**What is required**. Which lines hold the string "heading"? Copy every one of them.

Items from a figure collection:
▶
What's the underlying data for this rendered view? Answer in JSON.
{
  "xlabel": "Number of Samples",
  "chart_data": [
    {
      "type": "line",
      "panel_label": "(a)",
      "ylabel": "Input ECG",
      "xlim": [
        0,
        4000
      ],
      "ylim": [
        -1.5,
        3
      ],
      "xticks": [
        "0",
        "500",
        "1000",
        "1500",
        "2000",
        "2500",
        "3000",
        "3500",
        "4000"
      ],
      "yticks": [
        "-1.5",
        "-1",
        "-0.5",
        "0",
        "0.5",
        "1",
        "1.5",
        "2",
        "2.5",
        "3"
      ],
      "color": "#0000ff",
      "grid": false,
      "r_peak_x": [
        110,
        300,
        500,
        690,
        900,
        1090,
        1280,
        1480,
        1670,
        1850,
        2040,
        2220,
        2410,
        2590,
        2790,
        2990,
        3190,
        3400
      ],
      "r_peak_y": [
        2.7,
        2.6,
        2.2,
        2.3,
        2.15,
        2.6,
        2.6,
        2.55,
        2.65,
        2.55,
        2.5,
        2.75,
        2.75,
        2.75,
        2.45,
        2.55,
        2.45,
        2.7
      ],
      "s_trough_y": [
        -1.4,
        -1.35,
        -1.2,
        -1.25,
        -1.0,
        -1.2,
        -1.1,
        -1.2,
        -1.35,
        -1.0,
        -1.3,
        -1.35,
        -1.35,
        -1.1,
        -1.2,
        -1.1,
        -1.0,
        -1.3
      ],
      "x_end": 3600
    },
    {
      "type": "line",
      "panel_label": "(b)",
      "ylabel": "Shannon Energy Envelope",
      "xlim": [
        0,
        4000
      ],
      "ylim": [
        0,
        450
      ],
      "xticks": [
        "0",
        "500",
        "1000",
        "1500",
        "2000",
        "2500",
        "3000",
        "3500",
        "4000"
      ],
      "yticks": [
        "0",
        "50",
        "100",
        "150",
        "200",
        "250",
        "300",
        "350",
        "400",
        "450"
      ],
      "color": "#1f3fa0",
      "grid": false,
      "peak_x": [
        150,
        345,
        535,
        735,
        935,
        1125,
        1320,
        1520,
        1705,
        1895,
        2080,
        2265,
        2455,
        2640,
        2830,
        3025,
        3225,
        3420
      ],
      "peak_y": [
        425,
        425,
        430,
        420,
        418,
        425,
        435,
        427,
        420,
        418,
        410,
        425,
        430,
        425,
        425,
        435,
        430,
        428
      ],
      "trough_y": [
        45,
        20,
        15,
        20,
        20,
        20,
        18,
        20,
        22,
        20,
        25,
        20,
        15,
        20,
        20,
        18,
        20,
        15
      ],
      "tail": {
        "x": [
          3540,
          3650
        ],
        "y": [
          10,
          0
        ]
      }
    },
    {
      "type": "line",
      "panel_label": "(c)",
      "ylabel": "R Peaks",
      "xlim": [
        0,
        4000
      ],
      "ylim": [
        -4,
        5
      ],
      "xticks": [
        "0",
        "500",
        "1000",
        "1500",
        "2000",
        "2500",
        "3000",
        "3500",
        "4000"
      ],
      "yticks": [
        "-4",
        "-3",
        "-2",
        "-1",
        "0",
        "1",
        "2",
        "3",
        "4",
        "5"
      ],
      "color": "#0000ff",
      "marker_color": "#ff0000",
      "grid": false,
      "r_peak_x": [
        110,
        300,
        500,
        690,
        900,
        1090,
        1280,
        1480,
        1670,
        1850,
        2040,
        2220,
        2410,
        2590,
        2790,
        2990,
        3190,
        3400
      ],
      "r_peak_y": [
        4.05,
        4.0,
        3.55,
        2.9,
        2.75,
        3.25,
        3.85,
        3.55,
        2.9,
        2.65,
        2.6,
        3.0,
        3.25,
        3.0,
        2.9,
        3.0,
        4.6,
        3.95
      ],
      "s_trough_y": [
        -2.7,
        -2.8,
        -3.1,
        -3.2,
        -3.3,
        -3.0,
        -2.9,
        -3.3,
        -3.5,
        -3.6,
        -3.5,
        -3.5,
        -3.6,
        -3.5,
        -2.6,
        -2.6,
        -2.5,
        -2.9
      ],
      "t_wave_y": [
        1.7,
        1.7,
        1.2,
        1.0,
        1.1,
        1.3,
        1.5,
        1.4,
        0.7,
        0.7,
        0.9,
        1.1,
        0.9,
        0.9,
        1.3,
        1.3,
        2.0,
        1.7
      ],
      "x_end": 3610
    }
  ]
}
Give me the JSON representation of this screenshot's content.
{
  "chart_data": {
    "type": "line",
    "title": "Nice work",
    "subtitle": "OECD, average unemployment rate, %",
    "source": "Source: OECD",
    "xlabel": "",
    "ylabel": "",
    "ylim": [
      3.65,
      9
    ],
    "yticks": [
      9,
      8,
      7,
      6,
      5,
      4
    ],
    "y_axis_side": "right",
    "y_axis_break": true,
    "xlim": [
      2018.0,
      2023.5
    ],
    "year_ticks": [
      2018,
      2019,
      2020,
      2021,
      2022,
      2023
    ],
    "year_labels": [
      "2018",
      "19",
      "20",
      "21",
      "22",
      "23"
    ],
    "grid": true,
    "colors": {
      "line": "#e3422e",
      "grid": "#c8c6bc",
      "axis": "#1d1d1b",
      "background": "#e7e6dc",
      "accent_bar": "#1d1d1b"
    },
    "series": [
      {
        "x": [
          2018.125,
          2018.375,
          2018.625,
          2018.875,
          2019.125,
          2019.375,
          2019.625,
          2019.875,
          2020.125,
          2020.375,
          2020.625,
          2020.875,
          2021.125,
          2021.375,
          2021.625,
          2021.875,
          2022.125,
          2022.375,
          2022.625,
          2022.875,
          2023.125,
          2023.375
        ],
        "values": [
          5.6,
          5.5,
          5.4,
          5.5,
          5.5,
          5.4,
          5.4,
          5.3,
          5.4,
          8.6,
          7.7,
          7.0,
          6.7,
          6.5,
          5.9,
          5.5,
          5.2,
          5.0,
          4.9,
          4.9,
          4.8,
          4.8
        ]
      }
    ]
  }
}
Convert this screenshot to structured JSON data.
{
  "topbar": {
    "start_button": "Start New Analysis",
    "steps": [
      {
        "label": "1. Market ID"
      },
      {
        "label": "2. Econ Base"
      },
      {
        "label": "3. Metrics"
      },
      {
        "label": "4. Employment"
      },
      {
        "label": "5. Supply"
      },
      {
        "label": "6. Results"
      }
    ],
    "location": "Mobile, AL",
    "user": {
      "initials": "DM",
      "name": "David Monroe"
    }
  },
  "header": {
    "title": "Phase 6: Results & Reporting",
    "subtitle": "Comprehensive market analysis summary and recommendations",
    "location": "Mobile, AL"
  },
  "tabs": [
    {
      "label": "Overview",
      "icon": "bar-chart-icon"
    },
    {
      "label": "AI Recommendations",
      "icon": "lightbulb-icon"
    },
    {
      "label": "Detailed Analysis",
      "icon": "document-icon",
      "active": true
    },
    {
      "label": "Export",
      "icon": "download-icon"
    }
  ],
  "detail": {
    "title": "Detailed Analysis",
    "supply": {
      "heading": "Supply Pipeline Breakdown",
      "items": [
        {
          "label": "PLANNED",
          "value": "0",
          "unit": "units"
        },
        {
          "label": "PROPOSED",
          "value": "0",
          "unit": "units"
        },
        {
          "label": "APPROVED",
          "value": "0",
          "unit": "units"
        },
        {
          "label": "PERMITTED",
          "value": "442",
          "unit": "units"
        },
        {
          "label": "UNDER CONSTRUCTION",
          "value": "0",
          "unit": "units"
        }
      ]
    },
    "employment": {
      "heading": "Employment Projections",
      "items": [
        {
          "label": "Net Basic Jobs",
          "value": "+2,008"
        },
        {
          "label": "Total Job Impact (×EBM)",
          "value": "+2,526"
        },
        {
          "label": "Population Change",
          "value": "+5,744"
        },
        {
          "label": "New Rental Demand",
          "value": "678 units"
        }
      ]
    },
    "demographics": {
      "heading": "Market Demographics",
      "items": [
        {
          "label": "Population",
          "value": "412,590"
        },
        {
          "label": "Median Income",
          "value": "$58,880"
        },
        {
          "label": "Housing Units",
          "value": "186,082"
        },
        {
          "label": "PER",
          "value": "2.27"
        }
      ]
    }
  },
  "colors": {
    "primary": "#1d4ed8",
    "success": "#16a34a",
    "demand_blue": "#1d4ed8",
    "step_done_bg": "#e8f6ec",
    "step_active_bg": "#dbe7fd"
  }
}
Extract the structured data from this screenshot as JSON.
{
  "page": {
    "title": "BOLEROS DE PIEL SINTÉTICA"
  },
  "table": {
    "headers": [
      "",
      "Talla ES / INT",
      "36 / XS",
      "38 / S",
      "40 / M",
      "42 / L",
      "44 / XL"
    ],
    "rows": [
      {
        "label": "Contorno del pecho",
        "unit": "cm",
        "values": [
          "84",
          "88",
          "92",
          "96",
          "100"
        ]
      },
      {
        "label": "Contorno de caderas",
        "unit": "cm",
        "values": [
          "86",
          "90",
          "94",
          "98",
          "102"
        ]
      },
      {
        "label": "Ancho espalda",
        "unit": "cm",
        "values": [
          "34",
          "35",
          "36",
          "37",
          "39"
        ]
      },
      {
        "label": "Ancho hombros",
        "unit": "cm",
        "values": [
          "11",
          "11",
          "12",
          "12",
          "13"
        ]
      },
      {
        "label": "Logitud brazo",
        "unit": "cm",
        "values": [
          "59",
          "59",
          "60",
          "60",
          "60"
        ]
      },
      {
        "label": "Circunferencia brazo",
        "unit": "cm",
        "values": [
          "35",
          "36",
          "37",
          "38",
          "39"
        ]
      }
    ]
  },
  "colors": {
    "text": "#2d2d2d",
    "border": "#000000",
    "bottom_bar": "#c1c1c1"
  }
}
◀
**Output below**.
      "heading": "Supply Pipeline Breakdown",
      "heading": "Employment Projections",
      "heading": "Market Demographics",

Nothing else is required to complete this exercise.